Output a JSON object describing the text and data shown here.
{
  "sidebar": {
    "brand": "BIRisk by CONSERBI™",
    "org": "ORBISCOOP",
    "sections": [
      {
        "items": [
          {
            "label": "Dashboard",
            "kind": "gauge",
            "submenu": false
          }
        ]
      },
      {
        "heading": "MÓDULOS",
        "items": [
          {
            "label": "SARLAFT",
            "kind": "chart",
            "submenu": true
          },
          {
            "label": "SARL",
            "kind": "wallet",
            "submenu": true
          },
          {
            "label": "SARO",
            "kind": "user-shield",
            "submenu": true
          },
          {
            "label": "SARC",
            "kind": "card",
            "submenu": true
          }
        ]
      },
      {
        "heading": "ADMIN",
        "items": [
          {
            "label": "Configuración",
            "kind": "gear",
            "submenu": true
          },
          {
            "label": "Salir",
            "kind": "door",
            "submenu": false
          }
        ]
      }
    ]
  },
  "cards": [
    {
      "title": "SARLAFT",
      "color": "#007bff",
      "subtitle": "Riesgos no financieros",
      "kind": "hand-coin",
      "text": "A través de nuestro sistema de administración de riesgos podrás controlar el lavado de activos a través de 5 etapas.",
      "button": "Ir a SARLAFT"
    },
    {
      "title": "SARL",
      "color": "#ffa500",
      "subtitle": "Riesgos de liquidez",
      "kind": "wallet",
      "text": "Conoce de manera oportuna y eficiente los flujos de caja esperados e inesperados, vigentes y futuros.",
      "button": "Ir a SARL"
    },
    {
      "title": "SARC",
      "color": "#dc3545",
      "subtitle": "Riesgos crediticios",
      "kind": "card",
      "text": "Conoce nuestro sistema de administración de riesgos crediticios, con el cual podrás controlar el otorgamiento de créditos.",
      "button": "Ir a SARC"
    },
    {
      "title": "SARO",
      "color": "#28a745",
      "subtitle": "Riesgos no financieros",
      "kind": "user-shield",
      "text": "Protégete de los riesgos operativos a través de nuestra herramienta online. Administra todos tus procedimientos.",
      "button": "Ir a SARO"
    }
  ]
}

### Written instruction
Quote all the records exactly, please, leaving none out.

### Answer to the exercise
Output a JSON object describing the text and data shown here.
{
  "sidebar": {
    "brand": "BIRisk by CONSERBI™",
    "org": "ORBISCOOP",
    "sections": [
      {
        "items": [
          {
            "label": "Dashboard",
            "kind": "gauge",
            "submenu": false
          }
        ]
      },
      {
        "heading": "MÓDULOS",
        "items": [
          {
            "label": "SARLAFT",
            "kind": "chart",
            "submenu": true
          },
          {
            "label": "SARL",
            "kind": "wallet",
            "submenu": true
          },
          {
            "label": "SARO",
            "kind": "user-shield",
            "submenu": true
          },
          {
            "label": "SARC",
            "kind": "card",
            "submenu": true
          }
        ]
      },
      {
        "heading": "ADMIN",
        "items": [
          {
            "label": "Configuración",
            "kind": "gear",
            "submenu": true
          },
          {
            "label": "Salir",
            "kind": "door",
            "submenu": false
          }
        ]
      }
    ]
  },
  "cards": [
    {
      "title": "SARLAFT",
      "color": "#007bff",
      "subtitle": "Riesgos no financieros",
      "kind": "hand-coin",
      "text": "A través de nuestro sistema de administración de riesgos podrás controlar el lavado de activos a través de 5 etapas.",
      "button": "Ir a SARLAFT"
    },
    {
      "title": "SARL",
      "color": "#ffa500",
      "subtitle": "Riesgos de liquidez",
      "kind": "wallet",
      "text": "Conoce de manera oportuna y eficiente los flujos de caja esperados e inesperados, vigentes y futuros.",
      "button": "Ir a SARL"
    },
    {
      "title": "SARC",
      "color": "#dc3545",
      "subtitle": "Riesgos crediticios",
      "kind": "card",
      "text": "Conoce nuestro sistema de administración de riesgos crediticios, con el cual podrás controlar el otorgamiento de créditos.",
      "button": "Ir a SARC"
    },
    {
      "title": "SARO",
      "color": "#28a745",
      "subtitle": "Riesgos no financieros",
      "kind": "user-shield",
      "text": "Protégete de los riesgos operativos a través de nuestra herramienta online. Administra todos tus procedimientos.",
      "button": "Ir a SARO"
    }
  ]
}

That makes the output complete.